Instructions to follow
Find every line in the records below that holds the word "Command" and copy it.

Data entries:
··········
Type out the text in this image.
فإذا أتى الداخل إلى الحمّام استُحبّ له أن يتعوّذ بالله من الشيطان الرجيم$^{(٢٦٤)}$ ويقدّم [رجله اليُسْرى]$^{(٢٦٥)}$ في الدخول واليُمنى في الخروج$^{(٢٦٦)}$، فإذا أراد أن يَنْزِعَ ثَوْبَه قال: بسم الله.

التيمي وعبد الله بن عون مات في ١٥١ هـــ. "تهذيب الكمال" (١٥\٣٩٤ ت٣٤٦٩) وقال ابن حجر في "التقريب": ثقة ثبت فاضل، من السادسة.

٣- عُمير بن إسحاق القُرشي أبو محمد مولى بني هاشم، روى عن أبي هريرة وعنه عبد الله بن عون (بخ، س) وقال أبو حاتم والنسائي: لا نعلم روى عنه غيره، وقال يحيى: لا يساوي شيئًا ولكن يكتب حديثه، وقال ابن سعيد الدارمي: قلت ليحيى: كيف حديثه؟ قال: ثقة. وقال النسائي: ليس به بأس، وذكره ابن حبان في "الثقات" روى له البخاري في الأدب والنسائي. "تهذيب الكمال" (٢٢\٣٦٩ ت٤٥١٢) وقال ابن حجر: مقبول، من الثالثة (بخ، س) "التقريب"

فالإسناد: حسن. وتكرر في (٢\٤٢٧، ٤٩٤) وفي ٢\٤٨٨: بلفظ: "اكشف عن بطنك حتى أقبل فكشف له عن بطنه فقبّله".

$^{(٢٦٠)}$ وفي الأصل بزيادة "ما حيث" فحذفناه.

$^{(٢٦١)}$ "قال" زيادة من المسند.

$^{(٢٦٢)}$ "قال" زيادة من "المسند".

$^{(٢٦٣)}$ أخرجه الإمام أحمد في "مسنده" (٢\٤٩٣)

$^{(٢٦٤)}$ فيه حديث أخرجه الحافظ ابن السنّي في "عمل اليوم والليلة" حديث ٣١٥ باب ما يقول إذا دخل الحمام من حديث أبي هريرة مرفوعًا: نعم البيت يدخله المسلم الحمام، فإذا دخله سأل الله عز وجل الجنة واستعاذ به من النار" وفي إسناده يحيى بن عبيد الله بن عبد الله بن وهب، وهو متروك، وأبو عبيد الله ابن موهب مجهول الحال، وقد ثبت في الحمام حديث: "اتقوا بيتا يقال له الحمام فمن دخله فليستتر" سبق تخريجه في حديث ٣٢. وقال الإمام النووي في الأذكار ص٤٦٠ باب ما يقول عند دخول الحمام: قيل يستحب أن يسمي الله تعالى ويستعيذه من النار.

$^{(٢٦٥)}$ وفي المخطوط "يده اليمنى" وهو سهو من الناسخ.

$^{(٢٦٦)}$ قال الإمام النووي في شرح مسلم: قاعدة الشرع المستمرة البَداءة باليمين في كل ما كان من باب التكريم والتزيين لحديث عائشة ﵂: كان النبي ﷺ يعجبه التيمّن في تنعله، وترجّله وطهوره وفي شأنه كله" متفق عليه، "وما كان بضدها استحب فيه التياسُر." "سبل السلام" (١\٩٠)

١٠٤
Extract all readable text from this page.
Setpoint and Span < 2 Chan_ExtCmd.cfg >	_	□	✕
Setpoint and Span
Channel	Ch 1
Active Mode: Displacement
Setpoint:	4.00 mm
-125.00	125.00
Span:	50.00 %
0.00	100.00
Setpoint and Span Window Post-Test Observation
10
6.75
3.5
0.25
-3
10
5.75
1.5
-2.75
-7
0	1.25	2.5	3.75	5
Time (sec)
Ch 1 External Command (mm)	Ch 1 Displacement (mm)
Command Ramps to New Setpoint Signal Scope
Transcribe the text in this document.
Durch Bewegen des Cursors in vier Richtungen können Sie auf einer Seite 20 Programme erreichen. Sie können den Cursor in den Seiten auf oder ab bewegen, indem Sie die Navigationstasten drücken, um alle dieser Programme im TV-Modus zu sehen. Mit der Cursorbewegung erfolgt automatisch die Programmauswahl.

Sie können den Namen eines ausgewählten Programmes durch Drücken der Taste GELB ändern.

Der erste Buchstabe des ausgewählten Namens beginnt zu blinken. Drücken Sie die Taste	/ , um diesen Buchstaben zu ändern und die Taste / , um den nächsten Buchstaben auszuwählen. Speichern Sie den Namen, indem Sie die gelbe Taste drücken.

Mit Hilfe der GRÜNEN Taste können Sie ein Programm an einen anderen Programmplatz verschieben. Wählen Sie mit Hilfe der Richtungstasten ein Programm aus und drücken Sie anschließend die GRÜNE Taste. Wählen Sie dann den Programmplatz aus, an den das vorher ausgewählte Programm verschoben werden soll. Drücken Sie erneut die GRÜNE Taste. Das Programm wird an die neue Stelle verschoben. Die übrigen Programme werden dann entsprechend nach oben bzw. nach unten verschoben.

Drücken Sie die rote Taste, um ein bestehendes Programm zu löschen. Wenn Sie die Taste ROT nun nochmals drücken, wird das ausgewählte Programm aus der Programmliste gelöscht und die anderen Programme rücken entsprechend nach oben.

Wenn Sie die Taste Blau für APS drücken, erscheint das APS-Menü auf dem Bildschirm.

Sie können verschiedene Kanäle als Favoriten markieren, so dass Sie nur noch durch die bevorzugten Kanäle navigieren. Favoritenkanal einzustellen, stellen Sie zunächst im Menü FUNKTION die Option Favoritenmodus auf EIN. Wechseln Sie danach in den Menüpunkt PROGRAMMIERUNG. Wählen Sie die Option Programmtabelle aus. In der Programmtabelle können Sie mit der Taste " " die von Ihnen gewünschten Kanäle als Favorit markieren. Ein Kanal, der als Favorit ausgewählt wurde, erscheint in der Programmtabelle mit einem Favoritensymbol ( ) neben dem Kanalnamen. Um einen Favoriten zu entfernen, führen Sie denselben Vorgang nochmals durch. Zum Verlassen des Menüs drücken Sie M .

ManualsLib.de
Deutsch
··········
The solution
Ch 1 External Command (mm)	Ch 1 Displacement (mm)
Command Ramps to New Setpoint Signal Scope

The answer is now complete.